Dataset excerpts:
## Start

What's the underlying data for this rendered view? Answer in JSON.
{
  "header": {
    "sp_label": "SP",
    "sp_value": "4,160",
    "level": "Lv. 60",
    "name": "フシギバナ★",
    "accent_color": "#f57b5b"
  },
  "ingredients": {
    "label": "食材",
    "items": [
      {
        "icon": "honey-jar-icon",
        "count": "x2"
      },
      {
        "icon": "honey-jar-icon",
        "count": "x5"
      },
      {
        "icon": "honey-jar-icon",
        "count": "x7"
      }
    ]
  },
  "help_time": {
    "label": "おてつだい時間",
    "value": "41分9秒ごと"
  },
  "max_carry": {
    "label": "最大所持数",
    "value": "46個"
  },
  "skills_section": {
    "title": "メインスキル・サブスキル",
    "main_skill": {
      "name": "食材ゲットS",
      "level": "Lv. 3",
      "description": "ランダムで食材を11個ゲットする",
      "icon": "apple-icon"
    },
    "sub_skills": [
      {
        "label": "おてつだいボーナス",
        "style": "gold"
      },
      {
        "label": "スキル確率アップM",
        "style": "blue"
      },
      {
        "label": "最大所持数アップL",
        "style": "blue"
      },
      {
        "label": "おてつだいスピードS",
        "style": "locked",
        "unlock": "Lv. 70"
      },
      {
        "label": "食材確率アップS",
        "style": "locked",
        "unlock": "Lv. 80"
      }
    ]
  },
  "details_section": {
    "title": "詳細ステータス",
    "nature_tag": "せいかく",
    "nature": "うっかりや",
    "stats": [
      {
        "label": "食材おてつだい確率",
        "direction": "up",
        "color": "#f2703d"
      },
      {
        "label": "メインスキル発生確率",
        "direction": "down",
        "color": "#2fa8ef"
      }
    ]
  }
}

## End

* _YOUR INSTRUCTIONS_: Copy every line verbatim.

* _CORRECT RESULT_:
What's the underlying data for this rendered view? Answer in JSON.
{
  "header": {
    "sp_label": "SP",
    "sp_value": "4,160",
    "level": "Lv. 60",
    "name": "フシギバナ★",
    "accent_color": "#f57b5b"
  },
  "ingredients": {
    "label": "食材",
    "items": [
      {
        "icon": "honey-jar-icon",
        "count": "x2"
      },
      {
        "icon": "honey-jar-icon",
        "count": "x5"
      },
      {
        "icon": "honey-jar-icon",
        "count": "x7"
      }
    ]
  },
  "help_time": {
    "label": "おてつだい時間",
    "value": "41分9秒ごと"
  },
  "max_carry": {
    "label": "最大所持数",
    "value": "46個"
  },
  "skills_section": {
    "title": "メインスキル・サブスキル",
    "main_skill": {
      "name": "食材ゲットS",
      "level": "Lv. 3",
      "description": "ランダムで食材を11個ゲットする",
      "icon": "apple-icon"
    },
    "sub_skills": [
      {
        "label": "おてつだいボーナス",
        "style": "gold"
      },
      {
        "label": "スキル確率アップM",
        "style": "blue"
      },
      {
        "label": "最大所持数アップL",
        "style": "blue"
      },
      {
        "label": "おてつだいスピードS",
        "style": "locked",
        "unlock": "Lv. 70"
      },
      {
        "label": "食材確率アップS",
        "style": "locked",
        "unlock": "Lv. 80"
      }
    ]
  },
  "details_section": {
    "title": "詳細ステータス",
    "nature_tag": "せいかく",
    "nature": "うっかりや",
    "stats": [
      {
        "label": "食材おてつだい確率",
        "direction": "up",
        "color": "#f2703d"
      },
      {
        "label": "メインスキル発生確率",
        "direction": "down",
        "color": "#2fa8ef"
      }
    ]
  }
}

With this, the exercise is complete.